__Détails de l'exercice__:
Répondez aux questions suivantes à l'aide du texte sur l'histoire des voiliers modèles.
1. Dans quelle ville et en quelle année le premier Championnat du Monde de M en voile libre s'est-il tenu ?
2. Dans quel journal est paru le premier article décrivant un voilier radiocommandé ?
3. Jusqu'en quelle année la radiocommande était-elle réservée à la classe A ?

__Section de texte__:

Le premier et unique Championnat du Monde de M en voile
libre a eu lieu à Fleetwood en 1975 avec 24 participants dont 21 anglais, les
3 "étrangers" finissant au 3 dernières places.
Pour mémoire 1 pouce = 2,54 cm et 1 livre = 453 grammes
3- L'arrivée de la radio-commande
Le premier article décrivant un voilier radio commandé
est daté du 10 sept 1934 dans le "Boston Traveler" (http://www.swcp.com/usvmyg/radio/radio.htm).
Le voilier était controlé par un unique bouton poussoir qui agissait
sur un sélecteur permettant d'actionner soit le treuil soit le servo
de barre, une poussée incrémentait le sélecteur d'un cran
, 2 poussées ramenaient le sélecteur au zéro.
Besoin d'un petit schéma !
Jusqu'en 1970 la radio commande était réservé
au classe A en raison de son encombrement et du poids de ses batteries. A la
fin des années 60, la démocratisation et l'amélioration
des équipements radio ont permis de commencer leur installation sur des
M en dépit d'un poids d'environ 1Kg dû principalement aux batteries
et au winch.

__Enregistrements__:
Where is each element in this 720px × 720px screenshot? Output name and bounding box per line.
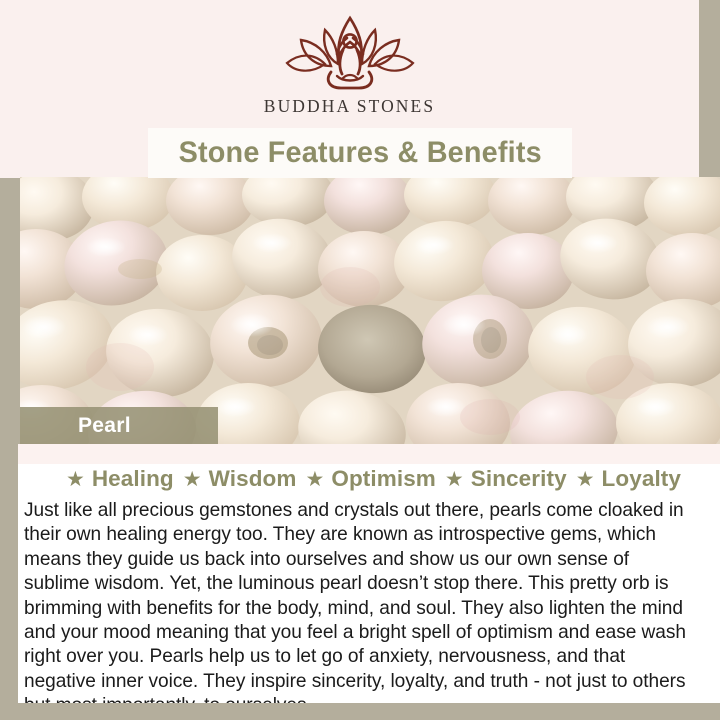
...
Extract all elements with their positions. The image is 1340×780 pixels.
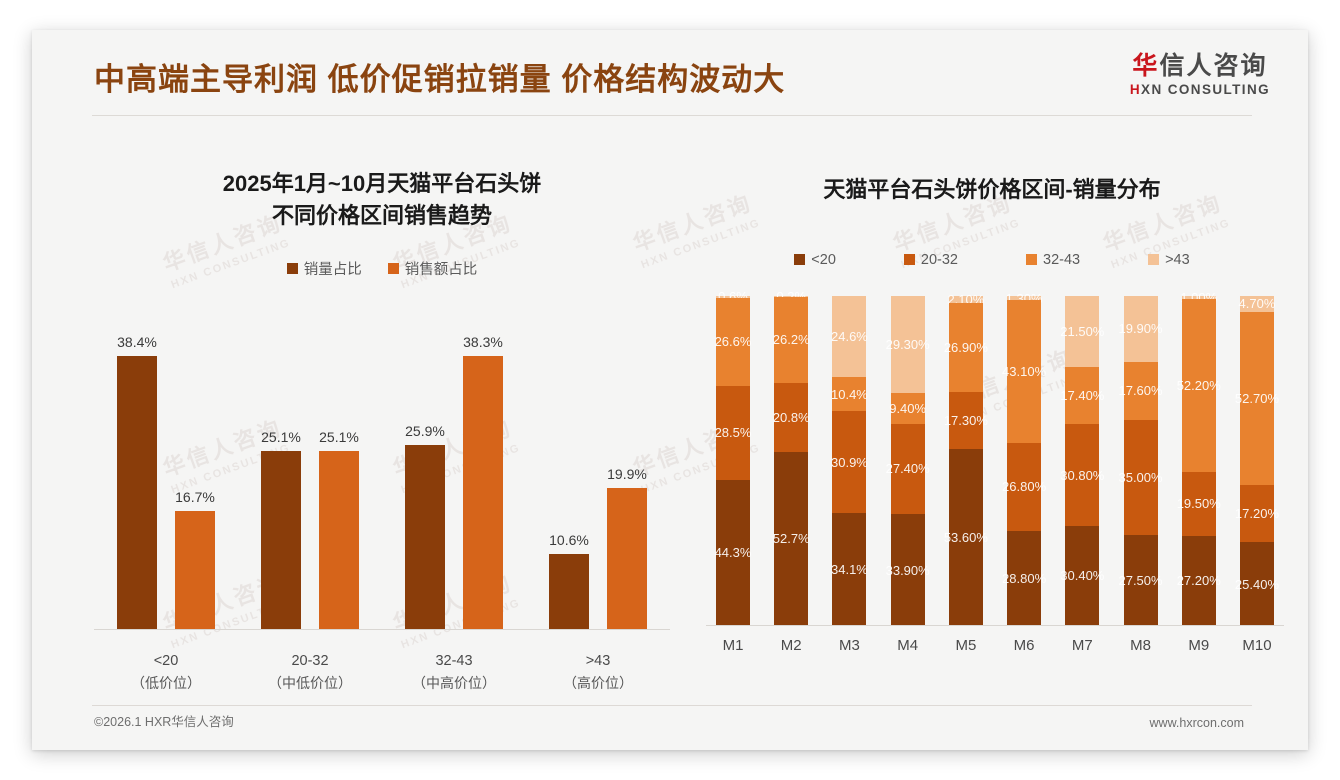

__La solution__:
1. À Fleetwood, en 1975.
2. Dans le « Boston Traveler ».
3. Jusqu'en 1970.